### What the task requires
Using the listing below, extract each line that has the word "totalspread" in it.

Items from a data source
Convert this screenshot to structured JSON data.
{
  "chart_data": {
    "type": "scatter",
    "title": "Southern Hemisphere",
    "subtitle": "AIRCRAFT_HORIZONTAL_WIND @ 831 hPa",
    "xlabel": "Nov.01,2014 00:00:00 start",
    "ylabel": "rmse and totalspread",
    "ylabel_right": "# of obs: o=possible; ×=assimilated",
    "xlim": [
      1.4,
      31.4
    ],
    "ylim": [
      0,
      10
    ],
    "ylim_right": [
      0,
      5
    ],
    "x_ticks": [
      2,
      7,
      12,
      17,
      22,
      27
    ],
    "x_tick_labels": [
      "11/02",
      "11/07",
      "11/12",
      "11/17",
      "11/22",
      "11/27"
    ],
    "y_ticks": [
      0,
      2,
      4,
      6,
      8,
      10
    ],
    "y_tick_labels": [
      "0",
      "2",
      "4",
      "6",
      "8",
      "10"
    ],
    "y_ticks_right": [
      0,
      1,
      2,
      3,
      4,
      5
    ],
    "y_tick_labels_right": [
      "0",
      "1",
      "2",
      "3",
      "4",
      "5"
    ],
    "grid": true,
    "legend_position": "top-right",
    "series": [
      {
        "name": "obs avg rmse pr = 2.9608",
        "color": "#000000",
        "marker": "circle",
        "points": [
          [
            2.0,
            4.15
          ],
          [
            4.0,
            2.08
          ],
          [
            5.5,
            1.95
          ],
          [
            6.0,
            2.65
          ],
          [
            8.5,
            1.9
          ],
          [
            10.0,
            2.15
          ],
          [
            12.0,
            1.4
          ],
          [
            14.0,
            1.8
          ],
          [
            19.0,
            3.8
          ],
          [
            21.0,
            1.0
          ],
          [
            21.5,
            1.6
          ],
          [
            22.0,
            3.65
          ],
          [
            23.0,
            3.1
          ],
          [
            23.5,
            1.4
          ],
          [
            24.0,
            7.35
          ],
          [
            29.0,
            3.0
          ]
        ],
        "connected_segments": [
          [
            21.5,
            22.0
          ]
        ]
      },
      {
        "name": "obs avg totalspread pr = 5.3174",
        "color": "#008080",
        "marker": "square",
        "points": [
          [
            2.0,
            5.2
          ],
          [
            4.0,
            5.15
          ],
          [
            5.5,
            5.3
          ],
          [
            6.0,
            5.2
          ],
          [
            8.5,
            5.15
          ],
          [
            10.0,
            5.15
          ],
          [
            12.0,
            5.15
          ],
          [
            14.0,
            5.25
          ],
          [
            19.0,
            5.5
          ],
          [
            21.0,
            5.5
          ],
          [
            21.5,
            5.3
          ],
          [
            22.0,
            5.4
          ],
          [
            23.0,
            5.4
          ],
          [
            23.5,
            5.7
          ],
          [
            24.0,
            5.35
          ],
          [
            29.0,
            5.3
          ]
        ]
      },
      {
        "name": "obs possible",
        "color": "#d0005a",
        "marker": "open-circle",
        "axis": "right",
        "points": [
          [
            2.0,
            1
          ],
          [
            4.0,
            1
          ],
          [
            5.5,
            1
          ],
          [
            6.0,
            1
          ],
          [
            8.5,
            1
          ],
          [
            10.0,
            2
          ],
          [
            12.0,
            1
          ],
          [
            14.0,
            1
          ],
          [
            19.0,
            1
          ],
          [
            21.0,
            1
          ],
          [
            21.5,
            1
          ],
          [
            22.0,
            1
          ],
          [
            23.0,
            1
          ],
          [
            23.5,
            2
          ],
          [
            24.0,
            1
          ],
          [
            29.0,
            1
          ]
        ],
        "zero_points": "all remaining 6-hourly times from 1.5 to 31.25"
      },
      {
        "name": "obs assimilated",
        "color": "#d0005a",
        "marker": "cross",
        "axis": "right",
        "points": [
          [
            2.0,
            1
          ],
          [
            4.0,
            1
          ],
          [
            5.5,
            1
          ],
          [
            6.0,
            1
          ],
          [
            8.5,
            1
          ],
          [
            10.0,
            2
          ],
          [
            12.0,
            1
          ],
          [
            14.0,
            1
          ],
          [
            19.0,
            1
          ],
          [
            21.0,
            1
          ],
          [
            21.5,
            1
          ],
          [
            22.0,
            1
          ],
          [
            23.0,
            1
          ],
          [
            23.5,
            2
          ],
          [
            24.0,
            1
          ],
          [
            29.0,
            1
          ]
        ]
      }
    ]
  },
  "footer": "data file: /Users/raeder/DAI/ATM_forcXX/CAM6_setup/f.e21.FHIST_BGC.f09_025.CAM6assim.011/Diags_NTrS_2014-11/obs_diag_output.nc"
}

### Written reply
    "ylabel": "rmse and totalspread",
        "name": "obs avg totalspread pr = 5.3174",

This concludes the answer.